## THE TASK
Exactly repeat the material, dropping every picture from the copy.

Extracts from a graphics dataset
+++
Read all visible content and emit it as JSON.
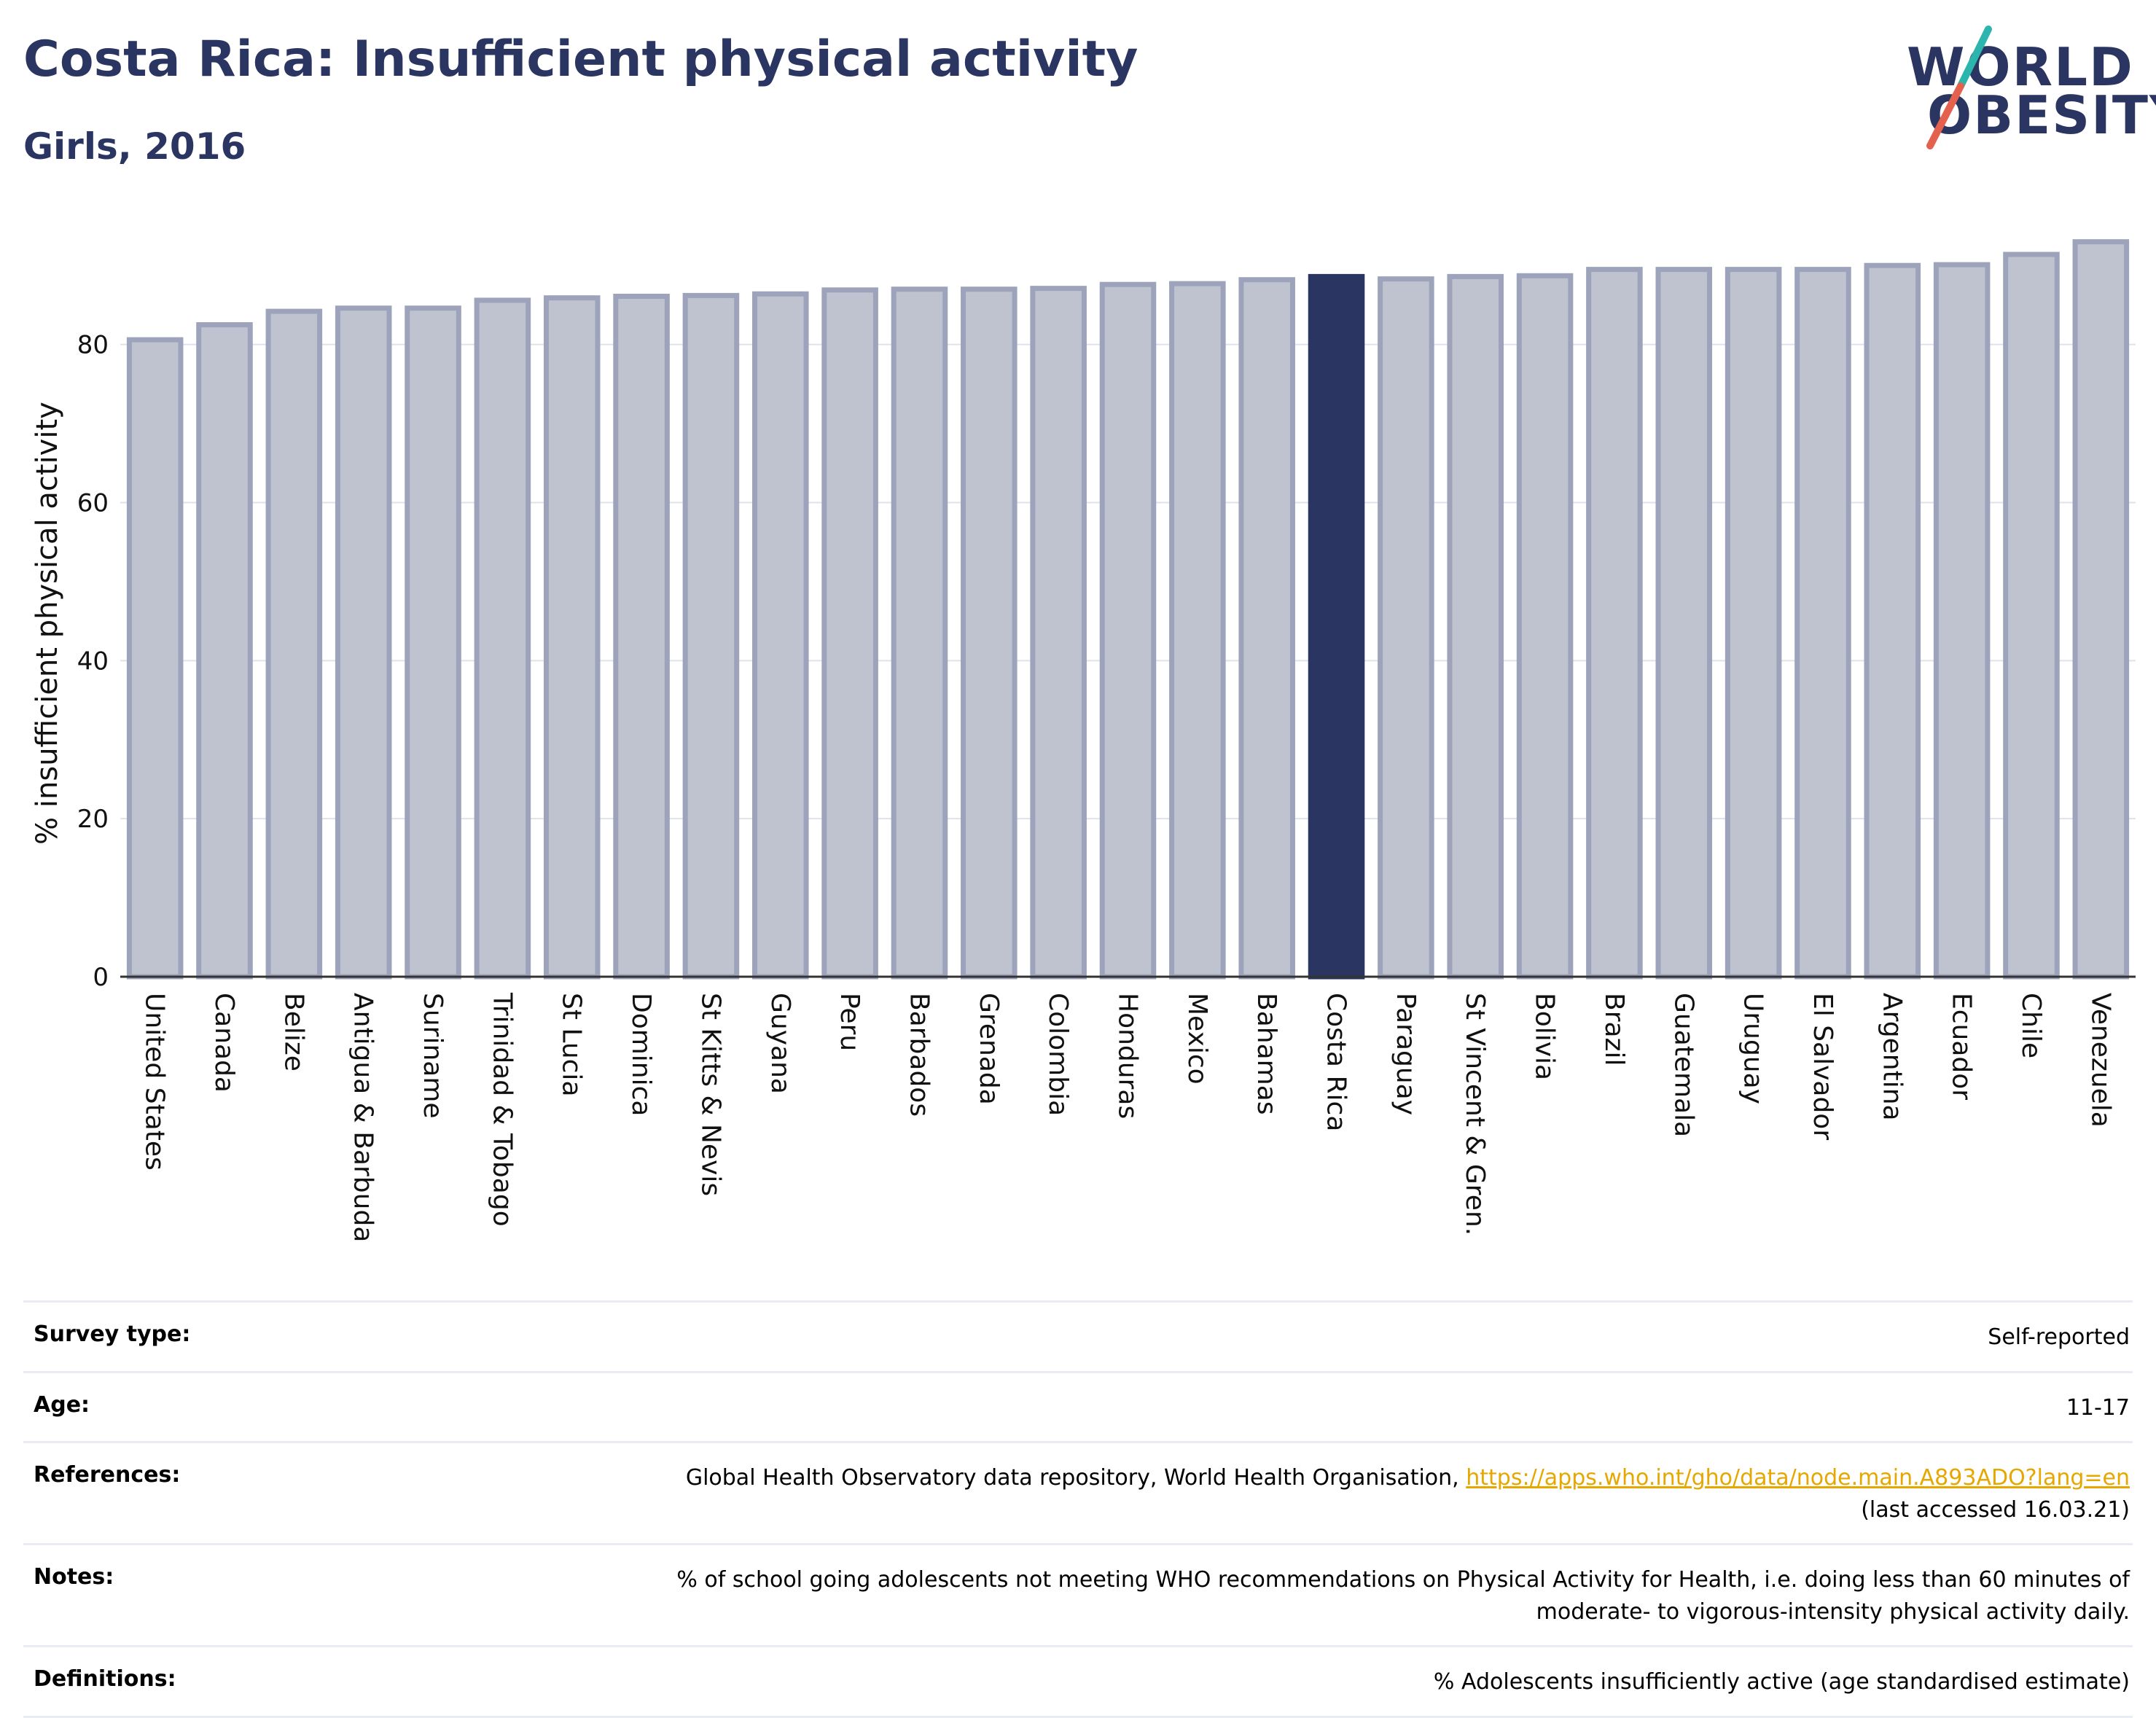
{
  "header": {
    "title": "Costa Rica: Insufficient physical activity",
    "subtitle": "Girls, 2016"
  },
  "logo": {
    "line1": "WORLD",
    "line2": "OBESITY",
    "text_color": "#2a3561",
    "slash_colors": [
      "#2bb5ad",
      "#e4614d"
    ]
  },
  "chart_data": {
    "type": "bar",
    "ylabel": "% insufficient physical activity",
    "xlabel": "",
    "ylim": [
      0,
      95
    ],
    "yticks": [
      0,
      20,
      40,
      60,
      80
    ],
    "grid": true,
    "highlight": "Costa Rica",
    "highlight_color": "#2a3561",
    "bar_color": "#bfc3d0",
    "bar_edge_color": "#9da3ba",
    "categories": [
      "United States",
      "Canada",
      "Belize",
      "Antigua & Barbuda",
      "Suriname",
      "Trinidad & Tobago",
      "St Lucia",
      "Dominica",
      "St Kitts & Nevis",
      "Guyana",
      "Peru",
      "Barbados",
      "Grenada",
      "Colombia",
      "Honduras",
      "Mexico",
      "Bahamas",
      "Costa Rica",
      "Paraguay",
      "St Vincent & Gren.",
      "Bolivia",
      "Brazil",
      "Guatemala",
      "Uruguay",
      "El Salvador",
      "Argentina",
      "Ecuador",
      "Chile",
      "Venezuela"
    ],
    "values": [
      80.6,
      82.5,
      84.2,
      84.6,
      84.6,
      85.6,
      85.9,
      86.1,
      86.2,
      86.4,
      86.9,
      87.0,
      87.0,
      87.1,
      87.6,
      87.7,
      88.2,
      88.6,
      88.3,
      88.6,
      88.7,
      89.5,
      89.5,
      89.5,
      89.5,
      90.0,
      90.1,
      91.4,
      93.0
    ]
  },
  "info": {
    "survey_type_label": "Survey type:",
    "survey_type_value": "Self-reported",
    "age_label": "Age:",
    "age_value": "11-17",
    "references_label": "References:",
    "references_text": "Global Health Observatory data repository, World Health Organisation,",
    "references_link": "https://apps.who.int/gho/data/node.main.A893ADO?lang=en",
    "references_accessed": "(last accessed 16.03.21)",
    "notes_label": "Notes:",
    "notes_line1": "% of school going adolescents not meeting WHO recommendations on Physical Activity for Health, i.e. doing less than 60 minutes of",
    "notes_line2": "moderate- to vigorous-intensity physical activity daily.",
    "definitions_label": "Definitions:",
    "definitions_value": "% Adolescents insufficiently active (age standardised estimate)",
    "link_color": "#e6a700"
  }
}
+++
## TASK OUTPUT
Read all visible content and emit it as JSON.
{
  "header": {
    "title": "Costa Rica: Insufficient physical activity",
    "subtitle": "Girls, 2016"
  },
  "logo": {
    "line1": "WORLD",
    "line2": "OBESITY",
    "text_color": "#2a3561",
    "slash_colors": [
      "#2bb5ad",
      "#e4614d"
    ]
  },
  "chart_data": {
    "type": "bar",
    "ylabel": "% insufficient physical activity",
    "xlabel": "",
    "ylim": [
      0,
      95
    ],
    "yticks": [
      0,
      20,
      40,
      60,
      80
    ],
    "grid": true,
    "highlight": "Costa Rica",
    "highlight_color": "#2a3561",
    "bar_color": "#bfc3d0",
    "bar_edge_color": "#9da3ba",
    "categories": [
      "United States",
      "Canada",
      "Belize",
      "Antigua & Barbuda",
      "Suriname",
      "Trinidad & Tobago",
      "St Lucia",
      "Dominica",
      "St Kitts & Nevis",
      "Guyana",
      "Peru",
      "Barbados",
      "Grenada",
      "Colombia",
      "Honduras",
      "Mexico",
      "Bahamas",
      "Costa Rica",
      "Paraguay",
      "St Vincent & Gren.",
      "Bolivia",
      "Brazil",
      "Guatemala",
      "Uruguay",
      "El Salvador",
      "Argentina",
      "Ecuador",
      "Chile",
      "Venezuela"
    ],
    "values": [
      80.6,
      82.5,
      84.2,
      84.6,
      84.6,
      85.6,
      85.9,
      86.1,
      86.2,
      86.4,
      86.9,
      87.0,
      87.0,
      87.1,
      87.6,
      87.7,
      88.2,
      88.6,
      88.3,
      88.6,
      88.7,
      89.5,
      89.5,
      89.5,
      89.5,
      90.0,
      90.1,
      91.4,
      93.0
    ]
  },
  "info": {
    "survey_type_label": "Survey type:",
    "survey_type_value": "Self-reported",
    "age_label": "Age:",
    "age_value": "11-17",
    "references_label": "References:",
    "references_text": "Global Health Observatory data repository, World Health Organisation,",
    "references_link": "https://apps.who.int/gho/data/node.main.A893ADO?lang=en",
    "references_accessed": "(last accessed 16.03.21)",
    "notes_label": "Notes:",
    "notes_line1": "% of school going adolescents not meeting WHO recommendations on Physical Activity for Health, i.e. doing less than 60 minutes of",
    "notes_line2": "moderate- to vigorous-intensity physical activity daily.",
    "definitions_label": "Definitions:",
    "definitions_value": "% Adolescents insufficiently active (age standardised estimate)",
    "link_color": "#e6a700"
  }
}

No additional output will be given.